Data entries:
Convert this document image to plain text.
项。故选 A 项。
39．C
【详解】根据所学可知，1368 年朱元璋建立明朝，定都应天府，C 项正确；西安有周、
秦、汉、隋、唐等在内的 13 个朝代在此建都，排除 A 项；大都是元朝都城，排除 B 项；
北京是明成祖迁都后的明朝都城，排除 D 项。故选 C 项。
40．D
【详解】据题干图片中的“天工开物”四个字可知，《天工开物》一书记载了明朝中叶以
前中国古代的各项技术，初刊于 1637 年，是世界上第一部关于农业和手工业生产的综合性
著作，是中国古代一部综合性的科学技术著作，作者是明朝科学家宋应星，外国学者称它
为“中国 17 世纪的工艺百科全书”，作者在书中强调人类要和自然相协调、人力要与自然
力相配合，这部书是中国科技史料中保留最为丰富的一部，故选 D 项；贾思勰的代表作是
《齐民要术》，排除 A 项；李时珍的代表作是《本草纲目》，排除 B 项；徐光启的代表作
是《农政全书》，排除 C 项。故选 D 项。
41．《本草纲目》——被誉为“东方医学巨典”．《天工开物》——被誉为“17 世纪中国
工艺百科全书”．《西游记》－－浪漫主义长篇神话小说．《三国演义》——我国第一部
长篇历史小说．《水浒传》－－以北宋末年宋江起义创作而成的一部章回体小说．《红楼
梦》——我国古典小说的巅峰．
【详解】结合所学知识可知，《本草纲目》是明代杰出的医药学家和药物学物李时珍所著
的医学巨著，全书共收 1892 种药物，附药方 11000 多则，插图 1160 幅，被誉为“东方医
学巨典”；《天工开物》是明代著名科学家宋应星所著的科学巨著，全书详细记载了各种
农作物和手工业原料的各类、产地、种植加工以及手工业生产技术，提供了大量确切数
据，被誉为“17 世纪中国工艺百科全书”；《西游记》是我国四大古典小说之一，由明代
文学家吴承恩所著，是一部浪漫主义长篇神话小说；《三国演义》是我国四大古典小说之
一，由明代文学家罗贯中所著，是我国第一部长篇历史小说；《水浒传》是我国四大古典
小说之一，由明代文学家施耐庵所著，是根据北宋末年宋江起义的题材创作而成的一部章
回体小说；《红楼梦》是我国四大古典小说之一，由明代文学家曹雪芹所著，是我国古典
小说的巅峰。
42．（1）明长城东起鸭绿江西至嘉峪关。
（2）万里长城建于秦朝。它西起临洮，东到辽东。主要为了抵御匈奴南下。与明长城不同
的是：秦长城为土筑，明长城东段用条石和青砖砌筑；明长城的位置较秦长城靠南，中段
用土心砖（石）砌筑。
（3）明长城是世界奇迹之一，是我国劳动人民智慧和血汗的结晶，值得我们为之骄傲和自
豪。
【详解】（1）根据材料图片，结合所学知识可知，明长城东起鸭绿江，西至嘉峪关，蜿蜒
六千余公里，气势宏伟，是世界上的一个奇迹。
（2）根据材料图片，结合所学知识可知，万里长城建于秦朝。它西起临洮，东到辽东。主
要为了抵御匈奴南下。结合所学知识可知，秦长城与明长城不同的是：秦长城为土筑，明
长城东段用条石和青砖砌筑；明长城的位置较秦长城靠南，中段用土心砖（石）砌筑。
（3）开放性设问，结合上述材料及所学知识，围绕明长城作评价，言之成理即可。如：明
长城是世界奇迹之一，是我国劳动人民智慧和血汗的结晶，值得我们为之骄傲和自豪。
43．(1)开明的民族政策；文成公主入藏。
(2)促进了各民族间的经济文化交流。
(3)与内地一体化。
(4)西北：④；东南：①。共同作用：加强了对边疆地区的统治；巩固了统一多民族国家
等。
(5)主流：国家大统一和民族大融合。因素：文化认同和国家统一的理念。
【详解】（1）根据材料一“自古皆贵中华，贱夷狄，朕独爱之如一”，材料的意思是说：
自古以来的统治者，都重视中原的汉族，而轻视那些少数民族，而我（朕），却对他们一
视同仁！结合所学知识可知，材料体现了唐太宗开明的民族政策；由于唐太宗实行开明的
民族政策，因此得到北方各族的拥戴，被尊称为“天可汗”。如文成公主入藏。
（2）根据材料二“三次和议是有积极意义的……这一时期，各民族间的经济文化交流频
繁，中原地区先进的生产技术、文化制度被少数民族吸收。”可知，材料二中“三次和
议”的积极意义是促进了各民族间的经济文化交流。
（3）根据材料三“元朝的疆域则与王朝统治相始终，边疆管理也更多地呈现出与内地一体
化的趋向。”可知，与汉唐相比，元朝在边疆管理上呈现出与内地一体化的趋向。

• Task to complete: Copy out all lines from the material above that contain the string "三国演义".

• Answer:
工艺百科全书”．《西游记》－－浪漫主义长篇神话小说．《三国演义》——我国第一部
文学家吴承恩所著，是一部浪漫主义长篇神话小说；《三国演义》是我国四大古典小说之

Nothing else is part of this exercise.